## DATA SHOWN
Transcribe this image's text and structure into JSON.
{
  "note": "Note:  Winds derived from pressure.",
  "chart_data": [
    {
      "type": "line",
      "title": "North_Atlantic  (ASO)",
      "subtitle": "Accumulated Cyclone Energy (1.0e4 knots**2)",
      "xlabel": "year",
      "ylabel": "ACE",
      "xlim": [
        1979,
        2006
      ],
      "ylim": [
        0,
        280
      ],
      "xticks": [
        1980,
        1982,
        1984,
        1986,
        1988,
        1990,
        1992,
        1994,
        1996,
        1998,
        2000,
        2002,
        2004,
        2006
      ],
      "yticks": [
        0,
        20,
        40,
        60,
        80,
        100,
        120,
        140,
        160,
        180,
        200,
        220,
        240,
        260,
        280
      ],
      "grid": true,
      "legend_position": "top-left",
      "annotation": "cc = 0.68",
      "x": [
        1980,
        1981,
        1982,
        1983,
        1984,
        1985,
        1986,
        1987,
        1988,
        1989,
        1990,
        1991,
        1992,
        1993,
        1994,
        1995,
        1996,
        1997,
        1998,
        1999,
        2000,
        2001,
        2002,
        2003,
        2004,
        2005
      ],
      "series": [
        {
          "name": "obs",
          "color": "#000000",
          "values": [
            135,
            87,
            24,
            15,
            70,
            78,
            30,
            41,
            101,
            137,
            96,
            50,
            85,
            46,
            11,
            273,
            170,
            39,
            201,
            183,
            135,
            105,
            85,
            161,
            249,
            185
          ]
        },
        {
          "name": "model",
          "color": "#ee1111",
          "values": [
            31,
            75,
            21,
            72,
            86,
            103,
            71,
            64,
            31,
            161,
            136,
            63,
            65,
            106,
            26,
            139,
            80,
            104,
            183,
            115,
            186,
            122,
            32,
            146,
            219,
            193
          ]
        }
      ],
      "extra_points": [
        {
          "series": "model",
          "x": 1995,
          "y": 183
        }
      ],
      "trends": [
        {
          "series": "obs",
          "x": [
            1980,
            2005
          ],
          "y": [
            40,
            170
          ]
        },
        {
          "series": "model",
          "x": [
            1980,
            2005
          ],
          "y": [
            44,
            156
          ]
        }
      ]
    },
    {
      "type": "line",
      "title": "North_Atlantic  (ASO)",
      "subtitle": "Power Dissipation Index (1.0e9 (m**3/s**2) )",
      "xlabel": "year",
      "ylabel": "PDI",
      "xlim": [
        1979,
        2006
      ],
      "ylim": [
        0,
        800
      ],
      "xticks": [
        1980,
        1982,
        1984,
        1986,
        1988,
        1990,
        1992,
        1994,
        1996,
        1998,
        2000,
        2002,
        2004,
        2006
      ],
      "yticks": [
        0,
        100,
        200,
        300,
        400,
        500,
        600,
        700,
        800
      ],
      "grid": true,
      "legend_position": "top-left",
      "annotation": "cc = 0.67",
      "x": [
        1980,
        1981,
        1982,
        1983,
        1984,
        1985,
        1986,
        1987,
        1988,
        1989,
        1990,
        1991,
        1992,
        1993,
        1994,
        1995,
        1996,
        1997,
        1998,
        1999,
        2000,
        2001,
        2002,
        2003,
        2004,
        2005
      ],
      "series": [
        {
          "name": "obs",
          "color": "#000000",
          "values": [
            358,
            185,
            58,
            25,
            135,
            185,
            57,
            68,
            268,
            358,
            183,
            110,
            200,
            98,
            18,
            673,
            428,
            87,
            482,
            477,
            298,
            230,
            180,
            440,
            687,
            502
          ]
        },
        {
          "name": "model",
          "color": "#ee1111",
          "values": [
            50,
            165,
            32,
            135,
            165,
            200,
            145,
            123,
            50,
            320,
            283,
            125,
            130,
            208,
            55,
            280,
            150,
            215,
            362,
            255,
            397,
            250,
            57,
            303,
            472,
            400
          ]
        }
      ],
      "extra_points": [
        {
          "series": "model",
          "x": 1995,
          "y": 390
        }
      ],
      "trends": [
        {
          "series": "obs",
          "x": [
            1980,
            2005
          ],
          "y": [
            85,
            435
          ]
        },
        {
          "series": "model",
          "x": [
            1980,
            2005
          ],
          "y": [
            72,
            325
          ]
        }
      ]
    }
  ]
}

## STATED PROBLEM
Your task is to repeat every entry exactly.

## ANSWER TO THE EXERCISE
Transcribe this image's text and structure into JSON.
{
  "note": "Note:  Winds derived from pressure.",
  "chart_data": [
    {
      "type": "line",
      "title": "North_Atlantic  (ASO)",
      "subtitle": "Accumulated Cyclone Energy (1.0e4 knots**2)",
      "xlabel": "year",
      "ylabel": "ACE",
      "xlim": [
        1979,
        2006
      ],
      "ylim": [
        0,
        280
      ],
      "xticks": [
        1980,
        1982,
        1984,
        1986,
        1988,
        1990,
        1992,
        1994,
        1996,
        1998,
        2000,
        2002,
        2004,
        2006
      ],
      "yticks": [
        0,
        20,
        40,
        60,
        80,
        100,
        120,
        140,
        160,
        180,
        200,
        220,
        240,
        260,
        280
      ],
      "grid": true,
      "legend_position": "top-left",
      "annotation": "cc = 0.68",
      "x": [
        1980,
        1981,
        1982,
        1983,
        1984,
        1985,
        1986,
        1987,
        1988,
        1989,
        1990,
        1991,
        1992,
        1993,
        1994,
        1995,
        1996,
        1997,
        1998,
        1999,
        2000,
        2001,
        2002,
        2003,
        2004,
        2005
      ],
      "series": [
        {
          "name": "obs",
          "color": "#000000",
          "values": [
            135,
            87,
            24,
            15,
            70,
            78,
            30,
            41,
            101,
            137,
            96,
            50,
            85,
            46,
            11,
            273,
            170,
            39,
            201,
            183,
            135,
            105,
            85,
            161,
            249,
            185
          ]
        },
        {
          "name": "model",
          "color": "#ee1111",
          "values": [
            31,
            75,
            21,
            72,
            86,
            103,
            71,
            64,
            31,
            161,
            136,
            63,
            65,
            106,
            26,
            139,
            80,
            104,
            183,
            115,
            186,
            122,
            32,
            146,
            219,
            193
          ]
        }
      ],
      "extra_points": [
        {
          "series": "model",
          "x": 1995,
          "y": 183
        }
      ],
      "trends": [
        {
          "series": "obs",
          "x": [
            1980,
            2005
          ],
          "y": [
            40,
            170
          ]
        },
        {
          "series": "model",
          "x": [
            1980,
            2005
          ],
          "y": [
            44,
            156
          ]
        }
      ]
    },
    {
      "type": "line",
      "title": "North_Atlantic  (ASO)",
      "subtitle": "Power Dissipation Index (1.0e9 (m**3/s**2) )",
      "xlabel": "year",
      "ylabel": "PDI",
      "xlim": [
        1979,
        2006
      ],
      "ylim": [
        0,
        800
      ],
      "xticks": [
        1980,
        1982,
        1984,
        1986,
        1988,
        1990,
        1992,
        1994,
        1996,
        1998,
        2000,
        2002,
        2004,
        2006
      ],
      "yticks": [
        0,
        100,
        200,
        300,
        400,
        500,
        600,
        700,
        800
      ],
      "grid": true,
      "legend_position": "top-left",
      "annotation": "cc = 0.67",
      "x": [
        1980,
        1981,
        1982,
        1983,
        1984,
        1985,
        1986,
        1987,
        1988,
        1989,
        1990,
        1991,
        1992,
        1993,
        1994,
        1995,
        1996,
        1997,
        1998,
        1999,
        2000,
        2001,
        2002,
        2003,
        2004,
        2005
      ],
      "series": [
        {
          "name": "obs",
          "color": "#000000",
          "values": [
            358,
            185,
            58,
            25,
            135,
            185,
            57,
            68,
            268,
            358,
            183,
            110,
            200,
            98,
            18,
            673,
            428,
            87,
            482,
            477,
            298,
            230,
            180,
            440,
            687,
            502
          ]
        },
        {
          "name": "model",
          "color": "#ee1111",
          "values": [
            50,
            165,
            32,
            135,
            165,
            200,
            145,
            123,
            50,
            320,
            283,
            125,
            130,
            208,
            55,
            280,
            150,
            215,
            362,
            255,
            397,
            250,
            57,
            303,
            472,
            400
          ]
        }
      ],
      "extra_points": [
        {
          "series": "model",
          "x": 1995,
          "y": 390
        }
      ],
      "trends": [
        {
          "series": "obs",
          "x": [
            1980,
            2005
          ],
          "y": [
            85,
            435
          ]
        },
        {
          "series": "model",
          "x": [
            1980,
            2005
          ],
          "y": [
            72,
            325
          ]
        }
      ]
    }
  ]
}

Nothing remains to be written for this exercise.